## Task description
Give the listing below again in full, exactly as written.

## Record extracts
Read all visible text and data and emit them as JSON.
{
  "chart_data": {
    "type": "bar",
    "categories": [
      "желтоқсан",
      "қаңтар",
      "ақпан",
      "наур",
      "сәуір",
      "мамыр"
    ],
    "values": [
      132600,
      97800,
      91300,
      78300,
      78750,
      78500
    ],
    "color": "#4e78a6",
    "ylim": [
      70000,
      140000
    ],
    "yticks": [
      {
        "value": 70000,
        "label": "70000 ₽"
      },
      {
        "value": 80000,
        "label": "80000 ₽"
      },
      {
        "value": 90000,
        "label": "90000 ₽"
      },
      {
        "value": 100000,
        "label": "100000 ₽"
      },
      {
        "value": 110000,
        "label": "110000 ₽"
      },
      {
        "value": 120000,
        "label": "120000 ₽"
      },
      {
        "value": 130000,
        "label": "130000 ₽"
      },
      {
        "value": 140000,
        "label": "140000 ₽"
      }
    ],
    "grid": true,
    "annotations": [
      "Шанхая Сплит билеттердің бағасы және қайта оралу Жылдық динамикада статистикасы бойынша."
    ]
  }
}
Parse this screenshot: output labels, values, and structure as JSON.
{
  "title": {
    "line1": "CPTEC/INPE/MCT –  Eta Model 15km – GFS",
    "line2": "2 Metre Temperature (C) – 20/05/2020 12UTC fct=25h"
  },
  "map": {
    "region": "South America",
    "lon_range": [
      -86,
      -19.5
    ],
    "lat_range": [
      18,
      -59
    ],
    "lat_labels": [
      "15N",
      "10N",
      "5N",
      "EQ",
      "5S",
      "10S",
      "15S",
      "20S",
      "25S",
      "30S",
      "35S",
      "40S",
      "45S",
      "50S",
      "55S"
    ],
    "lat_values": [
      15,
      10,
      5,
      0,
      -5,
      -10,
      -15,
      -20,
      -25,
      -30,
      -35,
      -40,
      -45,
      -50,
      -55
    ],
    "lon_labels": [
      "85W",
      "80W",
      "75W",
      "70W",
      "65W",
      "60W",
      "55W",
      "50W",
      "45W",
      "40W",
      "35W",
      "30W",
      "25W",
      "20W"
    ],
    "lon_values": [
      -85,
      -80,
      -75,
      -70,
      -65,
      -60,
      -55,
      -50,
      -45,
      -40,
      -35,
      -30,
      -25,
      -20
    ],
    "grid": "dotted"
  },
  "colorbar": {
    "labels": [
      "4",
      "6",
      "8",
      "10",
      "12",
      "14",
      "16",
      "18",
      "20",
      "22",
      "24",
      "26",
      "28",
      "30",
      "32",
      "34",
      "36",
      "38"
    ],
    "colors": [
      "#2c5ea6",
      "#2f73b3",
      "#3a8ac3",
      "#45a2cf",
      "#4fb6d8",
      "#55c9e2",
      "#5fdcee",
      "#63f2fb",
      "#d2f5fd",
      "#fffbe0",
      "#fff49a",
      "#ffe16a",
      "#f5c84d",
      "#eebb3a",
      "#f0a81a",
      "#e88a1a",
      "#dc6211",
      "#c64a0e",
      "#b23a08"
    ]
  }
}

## Output for this exercise
Read all visible text and data and emit them as JSON.
{
  "chart_data": {
    "type": "bar",
    "categories": [
      "желтоқсан",
      "қаңтар",
      "ақпан",
      "наур",
      "сәуір",
      "мамыр"
    ],
    "values": [
      132600,
      97800,
      91300,
      78300,
      78750,
      78500
    ],
    "color": "#4e78a6",
    "ylim": [
      70000,
      140000
    ],
    "yticks": [
      {
        "value": 70000,
        "label": "70000 ₽"
      },
      {
        "value": 80000,
        "label": "80000 ₽"
      },
      {
        "value": 90000,
        "label": "90000 ₽"
      },
      {
        "value": 100000,
        "label": "100000 ₽"
      },
      {
        "value": 110000,
        "label": "110000 ₽"
      },
      {
        "value": 120000,
        "label": "120000 ₽"
      },
      {
        "value": 130000,
        "label": "130000 ₽"
      },
      {
        "value": 140000,
        "label": "140000 ₽"
      }
    ],
    "grid": true,
    "annotations": [
      "Шанхая Сплит билеттердің бағасы және қайта оралу Жылдық динамикада статистикасы бойынша."
    ]
  }
}
Parse this screenshot: output labels, values, and structure as JSON.
{
  "title": {
    "line1": "CPTEC/INPE/MCT –  Eta Model 15km – GFS",
    "line2": "2 Metre Temperature (C) – 20/05/2020 12UTC fct=25h"
  },
  "map": {
    "region": "South America",
    "lon_range": [
      -86,
      -19.5
    ],
    "lat_range": [
      18,
      -59
    ],
    "lat_labels": [
      "15N",
      "10N",
      "5N",
      "EQ",
      "5S",
      "10S",
      "15S",
      "20S",
      "25S",
      "30S",
      "35S",
      "40S",
      "45S",
      "50S",
      "55S"
    ],
    "lat_values": [
      15,
      10,
      5,
      0,
      -5,
      -10,
      -15,
      -20,
      -25,
      -30,
      -35,
      -40,
      -45,
      -50,
      -55
    ],
    "lon_labels": [
      "85W",
      "80W",
      "75W",
      "70W",
      "65W",
      "60W",
      "55W",
      "50W",
      "45W",
      "40W",
      "35W",
      "30W",
      "25W",
      "20W"
    ],
    "lon_values": [
      -85,
      -80,
      -75,
      -70,
      -65,
      -60,
      -55,
      -50,
      -45,
      -40,
      -35,
      -30,
      -25,
      -20
    ],
    "grid": "dotted"
  },
  "colorbar": {
    "labels": [
      "4",
      "6",
      "8",
      "10",
      "12",
      "14",
      "16",
      "18",
      "20",
      "22",
      "24",
      "26",
      "28",
      "30",
      "32",
      "34",
      "36",
      "38"
    ],
    "colors": [
      "#2c5ea6",
      "#2f73b3",
      "#3a8ac3",
      "#45a2cf",
      "#4fb6d8",
      "#55c9e2",
      "#5fdcee",
      "#63f2fb",
      "#d2f5fd",
      "#fffbe0",
      "#fff49a",
      "#ffe16a",
      "#f5c84d",
      "#eebb3a",
      "#f0a81a",
      "#e88a1a",
      "#dc6211",
      "#c64a0e",
      "#b23a08"
    ]
  }
}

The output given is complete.